Output the lines of the entries below beginning at the one with "Transcribe this image's" and ending with the last, exactly as written and without pictures.

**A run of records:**
· · · · ·

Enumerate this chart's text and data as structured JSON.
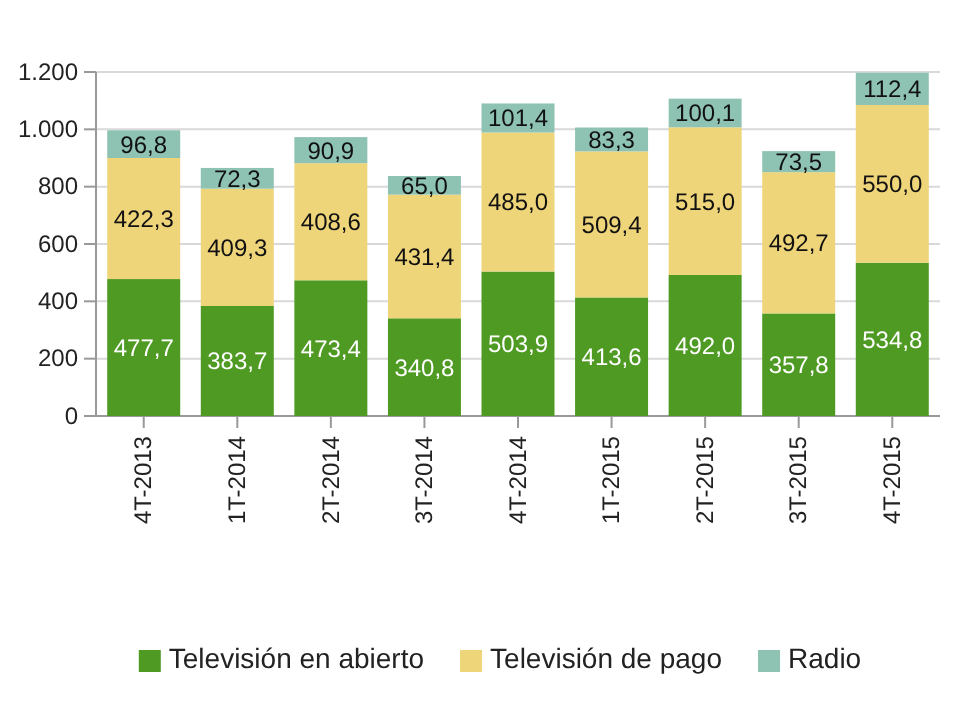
{
  "chart_data": {
    "type": "bar",
    "stacked": true,
    "categories": [
      "4T-2013",
      "1T-2014",
      "2T-2014",
      "3T-2014",
      "4T-2014",
      "1T-2015",
      "2T-2015",
      "3T-2015",
      "4T-2015"
    ],
    "series": [
      {
        "name": "Televisión en abierto",
        "color": "#4e9a22",
        "values": [
          477.7,
          383.7,
          473.4,
          340.8,
          503.9,
          413.6,
          492.0,
          357.8,
          534.8
        ],
        "value_labels": [
          "477,7",
          "383,7",
          "473,4",
          "340,8",
          "503,9",
          "413,6",
          "492,0",
          "357,8",
          "534,8"
        ]
      },
      {
        "name": "Televisión de pago",
        "color": "#efd57a",
        "values": [
          422.3,
          409.3,
          408.6,
          431.4,
          485.0,
          509.4,
          515.0,
          492.7,
          550.0
        ],
        "value_labels": [
          "422,3",
          "409,3",
          "408,6",
          "431,4",
          "485,0",
          "509,4",
          "515,0",
          "492,7",
          "550,0"
        ]
      },
      {
        "name": "Radio",
        "color": "#8ec3b3",
        "values": [
          96.8,
          72.3,
          90.9,
          65.0,
          101.4,
          83.3,
          100.1,
          73.5,
          112.4
        ],
        "value_labels": [
          "96,8",
          "72,3",
          "90,9",
          "65,0",
          "101,4",
          "83,3",
          "100,1",
          "73,5",
          "112,4"
        ]
      }
    ],
    "ylim": [
      0,
      1200
    ],
    "yticks": [
      0,
      200,
      400,
      600,
      800,
      {
        "value": 1000,
        "label": "1.000"
      },
      {
        "value": 1200,
        "label": "1.200"
      }
    ],
    "grid": "y",
    "legend": "bottom"
  }
}
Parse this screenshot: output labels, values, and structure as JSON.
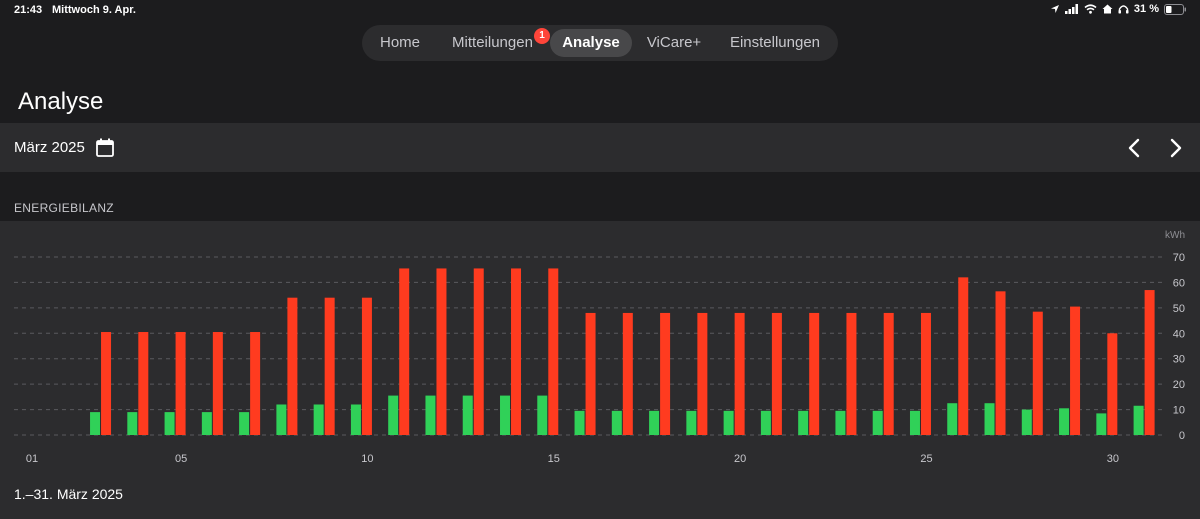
{
  "status": {
    "time": "21:43",
    "date": "Mittwoch 9. Apr.",
    "battery": "31 %"
  },
  "tabs": [
    {
      "label": "Home"
    },
    {
      "label": "Mitteilungen",
      "badge": "1"
    },
    {
      "label": "Analyse",
      "active": true
    },
    {
      "label": "ViCare+"
    },
    {
      "label": "Einstellungen"
    }
  ],
  "page": {
    "title": "Analyse",
    "month": "März 2025",
    "section": "ENERGIEBILANZ",
    "range": "1.–31. März 2025"
  },
  "icons": {
    "calendar": "calendar-icon",
    "prev": "chevron-left-icon",
    "next": "chevron-right-icon"
  },
  "colors": {
    "green": "#30d158",
    "red": "#ff3b1f"
  },
  "chart_data": {
    "type": "bar",
    "unit": "kWh",
    "ylim": [
      0,
      70
    ],
    "yticks": [
      "70",
      "60",
      "50",
      "40",
      "30",
      "20",
      "10",
      "0"
    ],
    "xticks": [
      {
        "day": 1,
        "label": "01"
      },
      {
        "day": 5,
        "label": "05"
      },
      {
        "day": 10,
        "label": "10"
      },
      {
        "day": 15,
        "label": "15"
      },
      {
        "day": 20,
        "label": "20"
      },
      {
        "day": 25,
        "label": "25"
      },
      {
        "day": 30,
        "label": "30"
      }
    ],
    "days": [
      1,
      2,
      3,
      4,
      5,
      6,
      7,
      8,
      9,
      10,
      11,
      12,
      13,
      14,
      15,
      16,
      17,
      18,
      19,
      20,
      21,
      22,
      23,
      24,
      25,
      26,
      27,
      28,
      29,
      30,
      31
    ],
    "series": [
      {
        "color": "#30d158",
        "values": [
          null,
          null,
          9,
          9,
          9,
          9,
          9,
          12,
          12,
          12,
          15.5,
          15.5,
          15.5,
          15.5,
          15.5,
          9.5,
          9.5,
          9.5,
          9.5,
          9.5,
          9.5,
          9.5,
          9.5,
          9.5,
          9.5,
          12.5,
          12.5,
          10,
          10.5,
          8.5,
          11.5
        ]
      },
      {
        "color": "#ff3b1f",
        "values": [
          null,
          null,
          40.5,
          40.5,
          40.5,
          40.5,
          40.5,
          54,
          54,
          54,
          65.5,
          65.5,
          65.5,
          65.5,
          65.5,
          48,
          48,
          48,
          48,
          48,
          48,
          48,
          48,
          48,
          48,
          62,
          56.5,
          48.5,
          50.5,
          40,
          57
        ]
      }
    ],
    "grid": true
  }
}
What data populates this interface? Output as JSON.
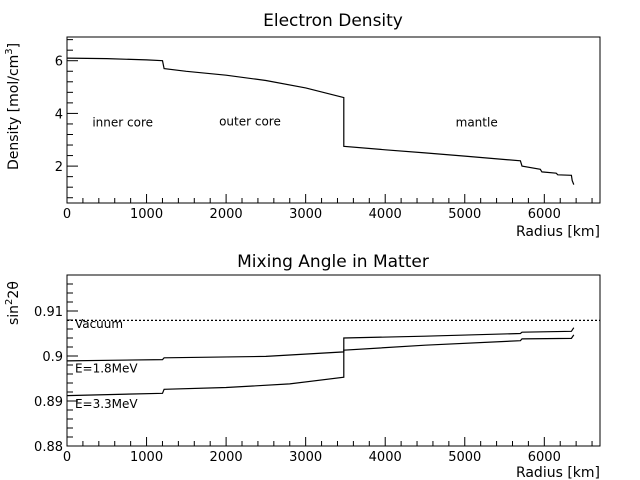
{
  "chart_data": [
    {
      "type": "line",
      "title": "Electron Density",
      "xlabel": "Radius [km]",
      "ylabel_main": "Density [mol/cm",
      "ylabel_sup": "3",
      "ylabel_close": "]",
      "xlim": [
        0,
        6700
      ],
      "ylim": [
        0.6,
        6.9
      ],
      "xticks": [
        0,
        1000,
        2000,
        3000,
        4000,
        5000,
        6000
      ],
      "yticks": [
        2,
        4,
        6
      ],
      "series": [
        {
          "x": [
            0,
            500,
            1000,
            1200,
            1220,
            1500,
            2000,
            2500,
            3000,
            3480,
            3480,
            4000,
            4500,
            5000,
            5500,
            5700,
            5720,
            5950,
            5970,
            6150,
            6170,
            6340,
            6350,
            6371
          ],
          "y": [
            6.1,
            6.08,
            6.03,
            6.0,
            5.7,
            5.6,
            5.45,
            5.25,
            4.97,
            4.6,
            2.75,
            2.62,
            2.5,
            2.38,
            2.25,
            2.2,
            2.0,
            1.88,
            1.78,
            1.73,
            1.67,
            1.65,
            1.45,
            1.3
          ]
        }
      ],
      "annotations": [
        {
          "text": "inner core",
          "x": 700,
          "y": 3.5
        },
        {
          "text": "outer core",
          "x": 2300,
          "y": 3.55
        },
        {
          "text": "mantle",
          "x": 5150,
          "y": 3.5
        }
      ]
    },
    {
      "type": "line",
      "title": "Mixing Angle in Matter",
      "xlabel": "Radius [km]",
      "ylabel_main": "sin",
      "ylabel_sup": "2",
      "ylabel_close": "2θ",
      "xlim": [
        0,
        6700
      ],
      "ylim": [
        0.88,
        0.918
      ],
      "xticks": [
        0,
        1000,
        2000,
        3000,
        4000,
        5000,
        6000
      ],
      "yticks": [
        0.88,
        0.89,
        0.9,
        0.91
      ],
      "ytick_labels": [
        "0.88",
        "0.89",
        "0.9",
        "0.91"
      ],
      "series": [
        {
          "name": "Vacuum",
          "style": "dotted",
          "x": [
            0,
            6700
          ],
          "y": [
            0.9079,
            0.9079
          ]
        },
        {
          "name": "E=1.8MeV",
          "x": [
            0,
            1200,
            1220,
            2500,
            3480,
            3480,
            4500,
            5700,
            5720,
            6340,
            6371
          ],
          "y": [
            0.8989,
            0.8992,
            0.8996,
            0.8999,
            0.9009,
            0.904,
            0.9044,
            0.905,
            0.9053,
            0.9055,
            0.9063
          ]
        },
        {
          "name": "E=3.3MeV",
          "x": [
            0,
            1200,
            1220,
            2000,
            2800,
            3480,
            3480,
            4500,
            5700,
            5720,
            6340,
            6371
          ],
          "y": [
            0.8912,
            0.8917,
            0.8926,
            0.893,
            0.8938,
            0.8953,
            0.9013,
            0.9024,
            0.9034,
            0.9038,
            0.9039,
            0.9047
          ]
        }
      ],
      "annotations": [
        {
          "text": "Vacuum",
          "x": 100,
          "y": 0.9062
        },
        {
          "text": "E=1.8MeV",
          "x": 100,
          "y": 0.8963
        },
        {
          "text": "E=3.3MeV",
          "x": 100,
          "y": 0.8885
        }
      ]
    }
  ]
}
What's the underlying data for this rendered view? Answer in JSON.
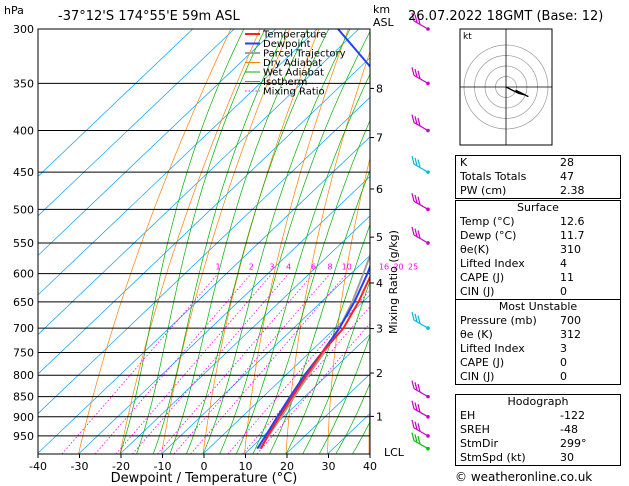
{
  "header": {
    "hpa_unit": "hPa",
    "location": "-37°12'S  174°55'E  59m  ASL",
    "km_label": "km",
    "asl_label": "ASL",
    "datetime": "26.07.2022  18GMT  (Base: 12)"
  },
  "axis": {
    "xlabel": "Dewpoint / Temperature (°C)",
    "mixing_ratio_label": "Mixing Ratio (g/kg)",
    "lcl_label": "LCL",
    "hodo_unit": "kt"
  },
  "legend": [
    "Temperature",
    "Dewpoint",
    "Parcel Trajectory",
    "Dry Adiabat",
    "Wet Adiabat",
    "Isotherm",
    "Mixing Ratio"
  ],
  "colors": {
    "temperature": "#ff2020",
    "dewpoint": "#2040ff",
    "parcel": "#a0a0a0",
    "dry_adiabat": "#ff8000",
    "wet_adiabat": "#00b000",
    "isotherm": "#00a0ff",
    "mixing_ratio": "#ff00ff",
    "wind_barb_upper": "#cc00cc",
    "wind_barb_mid": "#00bbdd",
    "wind_barb_low": "#00c000"
  },
  "chart_data": {
    "type": "skewt",
    "x_ticks": [
      -40,
      -30,
      -20,
      -10,
      0,
      10,
      20,
      30,
      40
    ],
    "pressure_ticks": [
      300,
      350,
      400,
      450,
      500,
      550,
      600,
      650,
      700,
      750,
      800,
      850,
      900,
      950
    ],
    "pressure_range": [
      300,
      1000
    ],
    "km_ticks": [
      {
        "label": "8",
        "p": 355
      },
      {
        "label": "7",
        "p": 408
      },
      {
        "label": "6",
        "p": 472
      },
      {
        "label": "5",
        "p": 541
      },
      {
        "label": "4",
        "p": 616
      },
      {
        "label": "3",
        "p": 701
      },
      {
        "label": "2",
        "p": 795
      },
      {
        "label": "1",
        "p": 899
      }
    ],
    "lcl_pressure": 990,
    "mixing_ratio_values": [
      "1",
      "2",
      "3",
      "4",
      "6",
      "8",
      "10",
      "16",
      "20",
      "25"
    ],
    "temperature": [
      {
        "p": 300,
        "t": -32
      },
      {
        "p": 320,
        "t": -37.5
      },
      {
        "p": 350,
        "t": -36
      },
      {
        "p": 400,
        "t": -29
      },
      {
        "p": 450,
        "t": -22
      },
      {
        "p": 500,
        "t": -16
      },
      {
        "p": 550,
        "t": -9
      },
      {
        "p": 600,
        "t": -5
      },
      {
        "p": 650,
        "t": -1
      },
      {
        "p": 700,
        "t": 2
      },
      {
        "p": 750,
        "t": 3
      },
      {
        "p": 800,
        "t": 5
      },
      {
        "p": 850,
        "t": 7
      },
      {
        "p": 900,
        "t": 9
      },
      {
        "p": 950,
        "t": 11
      },
      {
        "p": 985,
        "t": 12.6
      }
    ],
    "dewpoint": [
      {
        "p": 300,
        "t": -75
      },
      {
        "p": 350,
        "t": -50
      },
      {
        "p": 400,
        "t": -33
      },
      {
        "p": 450,
        "t": -25
      },
      {
        "p": 505,
        "t": -20
      },
      {
        "p": 520,
        "t": -14
      },
      {
        "p": 550,
        "t": -11
      },
      {
        "p": 600,
        "t": -6
      },
      {
        "p": 650,
        "t": -2
      },
      {
        "p": 700,
        "t": 1
      },
      {
        "p": 750,
        "t": 3
      },
      {
        "p": 800,
        "t": 4.5
      },
      {
        "p": 850,
        "t": 6.5
      },
      {
        "p": 900,
        "t": 8.5
      },
      {
        "p": 950,
        "t": 10.5
      },
      {
        "p": 985,
        "t": 11.7
      }
    ],
    "parcel": [
      {
        "p": 300,
        "t": -43
      },
      {
        "p": 350,
        "t": -37
      },
      {
        "p": 400,
        "t": -31
      },
      {
        "p": 450,
        "t": -24
      },
      {
        "p": 500,
        "t": -18
      },
      {
        "p": 550,
        "t": -12
      },
      {
        "p": 600,
        "t": -7
      },
      {
        "p": 650,
        "t": -2.5
      },
      {
        "p": 700,
        "t": 1
      },
      {
        "p": 750,
        "t": 3.5
      },
      {
        "p": 800,
        "t": 5.5
      },
      {
        "p": 850,
        "t": 7.5
      },
      {
        "p": 900,
        "t": 9.5
      },
      {
        "p": 950,
        "t": 11.2
      },
      {
        "p": 985,
        "t": 12.3
      }
    ],
    "hodograph_rings": [
      10,
      20,
      30,
      40
    ],
    "hodograph_points": [
      [
        0,
        0
      ],
      [
        4,
        -2
      ],
      [
        8,
        -4
      ],
      [
        12,
        -5
      ],
      [
        14,
        -6
      ],
      [
        10,
        -4
      ],
      [
        6,
        -2
      ]
    ],
    "wind_barbs": [
      {
        "p": 300,
        "color": "upper"
      },
      {
        "p": 350,
        "color": "upper"
      },
      {
        "p": 400,
        "color": "upper"
      },
      {
        "p": 450,
        "color": "mid"
      },
      {
        "p": 500,
        "color": "upper"
      },
      {
        "p": 550,
        "color": "upper"
      },
      {
        "p": 700,
        "color": "mid"
      },
      {
        "p": 850,
        "color": "upper"
      },
      {
        "p": 900,
        "color": "upper"
      },
      {
        "p": 950,
        "color": "upper"
      },
      {
        "p": 985,
        "color": "low"
      }
    ]
  },
  "indices": {
    "top": [
      {
        "k": "K",
        "v": "28"
      },
      {
        "k": "Totals Totals",
        "v": "47"
      },
      {
        "k": "PW (cm)",
        "v": "2.38"
      }
    ],
    "surface_title": "Surface",
    "surface": [
      {
        "k": "Temp (°C)",
        "v": "12.6"
      },
      {
        "k": "Dewp (°C)",
        "v": "11.7"
      },
      {
        "k": "θe(K)",
        "v": "310"
      },
      {
        "k": "Lifted Index",
        "v": "4"
      },
      {
        "k": "CAPE (J)",
        "v": "11"
      },
      {
        "k": "CIN (J)",
        "v": "0"
      }
    ],
    "mu_title": "Most Unstable",
    "mu": [
      {
        "k": "Pressure (mb)",
        "v": "700"
      },
      {
        "k": "θe (K)",
        "v": "312"
      },
      {
        "k": "Lifted Index",
        "v": "3"
      },
      {
        "k": "CAPE (J)",
        "v": "0"
      },
      {
        "k": "CIN (J)",
        "v": "0"
      }
    ],
    "hodo_title": "Hodograph",
    "hodo": [
      {
        "k": "EH",
        "v": "-122"
      },
      {
        "k": "SREH",
        "v": "-48"
      },
      {
        "k": "StmDir",
        "v": "299°"
      },
      {
        "k": "StmSpd (kt)",
        "v": "30"
      }
    ]
  },
  "copyright": "© weatheronline.co.uk"
}
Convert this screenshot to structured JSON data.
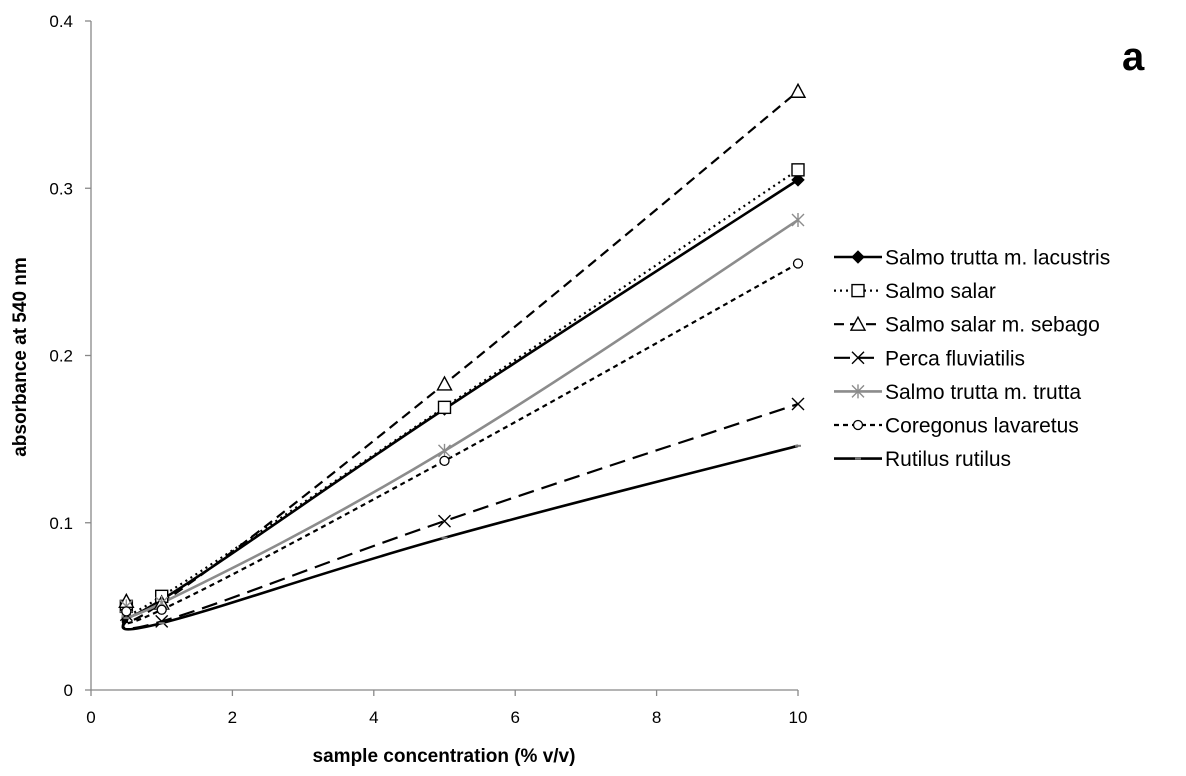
{
  "chart_data": {
    "type": "line",
    "panel_label": "a",
    "xlabel": "sample concentration (% v/v)",
    "ylabel": "absorbance at 540 nm",
    "xlim": [
      0,
      10
    ],
    "ylim": [
      0,
      0.4
    ],
    "xticks": [
      0,
      2,
      4,
      6,
      8,
      10
    ],
    "xtick_labels": [
      "0",
      "2",
      "4",
      "6",
      "8",
      "10"
    ],
    "yticks": [
      0,
      0.1,
      0.2,
      0.3,
      0.4
    ],
    "ytick_labels": [
      "0",
      "0.1",
      "0.2",
      "0.3",
      "0.4"
    ],
    "grid": false,
    "legend_position": "right",
    "x": [
      0.5,
      1,
      5,
      10
    ],
    "series": [
      {
        "name": "Salmo trutta m. lacustris",
        "values": [
          0.051,
          0.054,
          0.168,
          0.305
        ],
        "color": "#000000",
        "dash": "solid",
        "marker": "diamond-filled"
      },
      {
        "name": "Salmo salar",
        "values": [
          0.05,
          0.056,
          0.169,
          0.311
        ],
        "color": "#000000",
        "dash": "dotted",
        "marker": "square-open"
      },
      {
        "name": "Salmo salar m. sebago",
        "values": [
          0.053,
          0.052,
          0.183,
          0.358
        ],
        "color": "#000000",
        "dash": "dashed",
        "marker": "triangle-open"
      },
      {
        "name": "Perca fluviatilis",
        "values": [
          0.045,
          0.041,
          0.101,
          0.171
        ],
        "color": "#000000",
        "dash": "longdash",
        "marker": "x"
      },
      {
        "name": "Salmo trutta m. trutta",
        "values": [
          0.05,
          0.052,
          0.143,
          0.281
        ],
        "color": "#8c8c8c",
        "dash": "solid",
        "marker": "star"
      },
      {
        "name": "Coregonus lavaretus",
        "values": [
          0.047,
          0.048,
          0.137,
          0.255
        ],
        "color": "#000000",
        "dash": "shortdash",
        "marker": "circle-open"
      },
      {
        "name": "Rutilus rutilus",
        "values": [
          0.043,
          0.04,
          0.091,
          0.146
        ],
        "color": "#000000",
        "dash": "solid",
        "marker": "dash"
      }
    ]
  }
}
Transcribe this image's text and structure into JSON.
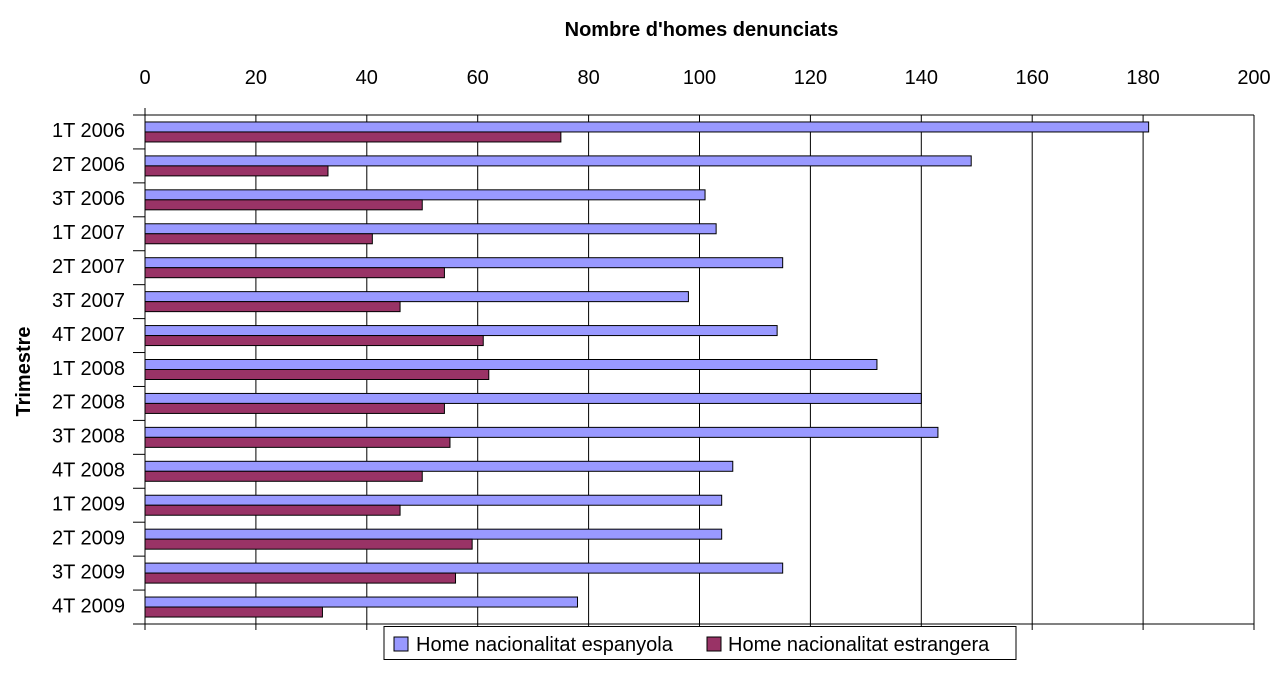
{
  "chart_data": {
    "type": "bar",
    "orientation": "horizontal",
    "xlabel": "Nombre d'homes denunciats",
    "ylabel": "Trimestre",
    "xlim": [
      0,
      200
    ],
    "xticks": [
      0,
      20,
      40,
      60,
      80,
      100,
      120,
      140,
      160,
      180,
      200
    ],
    "grid": true,
    "legend_position": "bottom",
    "categories": [
      "1T 2006",
      "2T 2006",
      "3T 2006",
      "1T 2007",
      "2T 2007",
      "3T 2007",
      "4T 2007",
      "1T 2008",
      "2T 2008",
      "3T 2008",
      "4T 2008",
      "1T 2009",
      "2T 2009",
      "3T 2009",
      "4T 2009"
    ],
    "series": [
      {
        "name": "Home nacionalitat espanyola",
        "color": "#9999FF",
        "values": [
          181,
          149,
          101,
          103,
          115,
          98,
          114,
          132,
          140,
          143,
          106,
          104,
          104,
          115,
          78
        ]
      },
      {
        "name": "Home nacionalitat estrangera",
        "color": "#993366",
        "values": [
          75,
          33,
          50,
          41,
          54,
          46,
          61,
          62,
          54,
          55,
          50,
          46,
          59,
          56,
          32
        ]
      }
    ]
  }
}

· · · · ·

**Worked answer:**
Transcribe this image's text and structure into JSON.
{
  "chart_data": {
    "type": "bar",
    "orientation": "horizontal",
    "xlabel": "Nombre d'homes denunciats",
    "ylabel": "Trimestre",
    "xlim": [
      0,
      200
    ],
    "xticks": [
      0,
      20,
      40,
      60,
      80,
      100,
      120,
      140,
      160,
      180,
      200
    ],
    "grid": true,
    "legend_position": "bottom",
    "categories": [
      "1T 2006",
      "2T 2006",
      "3T 2006",
      "1T 2007",
      "2T 2007",
      "3T 2007",
      "4T 2007",
      "1T 2008",
      "2T 2008",
      "3T 2008",
      "4T 2008",
      "1T 2009",
      "2T 2009",
      "3T 2009",
      "4T 2009"
    ],
    "series": [
      {
        "name": "Home nacionalitat espanyola",
        "color": "#9999FF",
        "values": [
          181,
          149,
          101,
          103,
          115,
          98,
          114,
          132,
          140,
          143,
          106,
          104,
          104,
          115,
          78
        ]
      },
      {
        "name": "Home nacionalitat estrangera",
        "color": "#993366",
        "values": [
          75,
          33,
          50,
          41,
          54,
          46,
          61,
          62,
          54,
          55,
          50,
          46,
          59,
          56,
          32
        ]
      }
    ]
  }
}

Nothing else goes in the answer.